Article:
===

Before Birth

“Before Birth”

June 26, 2016

By John Partridge*

 

Scripture: Luke 1:57-66, 80                Acts 13:22-26                 Isaiah 49:1-6

 

How many of you have noticed that our culture, over the last forty years of more, has spent a lot of time arguing over the legality, morality, and ethics of abortion from the time of conception to the moment of birth?

Don’t get yourself worked up, because this isn’t a sermon on abortion (although I have preached them).  Instead, this morning I want to bring to mind an idea about God that while it may, or may not, inform our thinking on the issue of abortion, has even bigger implications for each one of us and how we choose to live our lives.

The message of scripture is one that you have undoubtedly heard before, and it is this:

Our God is the god who goes before us.

What that means, is that God is omniscient, which means all-knowing.  God knows everything, past, present, and future.  God knows everything that is know-able and that includes the things that happen in secret.

Most likely, we’ve all heard that before.  But what does it mean?  How does that play out in history?  And how does that have anything at all to do with me?

Let’s begin this morning by reading a bit from the prophet Isaiah, who lived and wrote the words of God, about 800 years before the birth of Jesus.  (Isaiah 49:1-6)

49:1 Listen to me, you islands;
hear this, you distant nations:
Before I was born the Lord called me;
from my mother’s womb he has spoken my name.
He made my mouth like a sharpened sword,
in the shadow of his hand he hid me;
he made me into a polished arrow
and concealed me in his quiver.
He said to me, “You are my servant,
Israel, in whom I will display my splendor.”
But I said, “I have labored in vain;
I have spent my strength for nothing at all.
Yet what is due me is in the Lord’s hand,
and my reward is with my God.”

And now the Lord says—
he who formed me in the womb to be his servant
to bring Jacob back to him
and gather Israel to himself,
for I am honored in the eyes of the Lord
and my God has been my strength—
he says:
“It is too small a thing for you to be my servant
to restore the tribes of Jacob
and bring back those of Israel I have kept.
I will also make you a light for the Gentiles,
that my salvation may reach to the ends of the earth.”

Isaiah proclaims that God knew him by name, and called him to be a prophet, before he was born.  Isaiah even has a Jimmy Stewart moment that sounds like something from “It’s a Wonderful Life.”  He admits that there was a time when he believed that he had worked for nothing and wasted his life, but then realized that he has worked in the service of an all-powerful God.  In the end, Isaiah trusts that whatever reward is owed to him because of his life and his work, is in the hands of a good, loving, and trustworthy God.

===

Given task 1: In the sermon, about how many years before the birth of Jesus did Isaiah live and write?
Given task 2: Reproduce the sermon word for word, starting at "The message of" and ending at "Jesus.  (Isaiah 49:1-6)".

Data section:
===

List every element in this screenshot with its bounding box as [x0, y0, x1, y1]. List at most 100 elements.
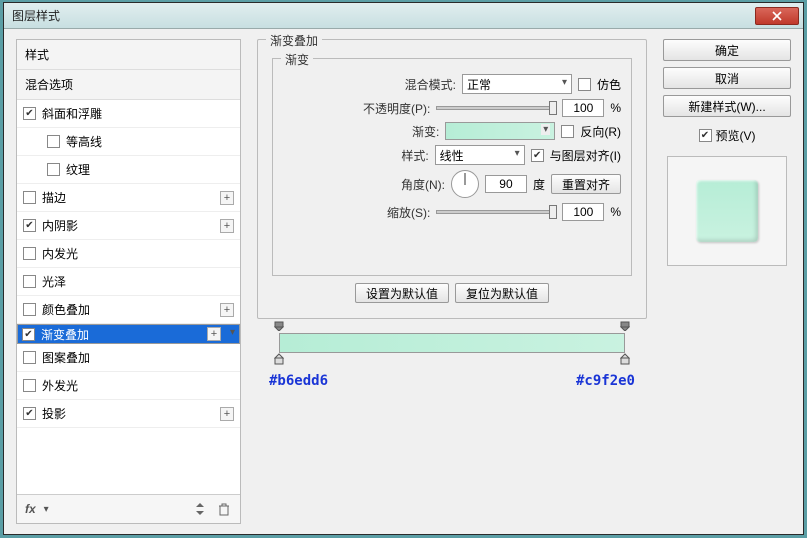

===

Task response 1: About 800 years before the birth of Jesus.

Task response 2:
The message of scripture is one that you have undoubtedly heard before, and it is this:

Our God is the god who goes before us.

What that means, is that God is omniscient, which means all-knowing.  God knows everything, past, present, and future.  God knows everything that is know-able and that includes the things that happen in secret.

Most likely, we’ve all heard that before.  But what does it mean?  How does that play out in history?  And how does that have anything at all to do with me?

Let’s begin this morning by reading a bit from the prophet Isaiah, who lived and wrote the words of God, about 800 years before the birth of Jesus.  (Isaiah 49:1-6)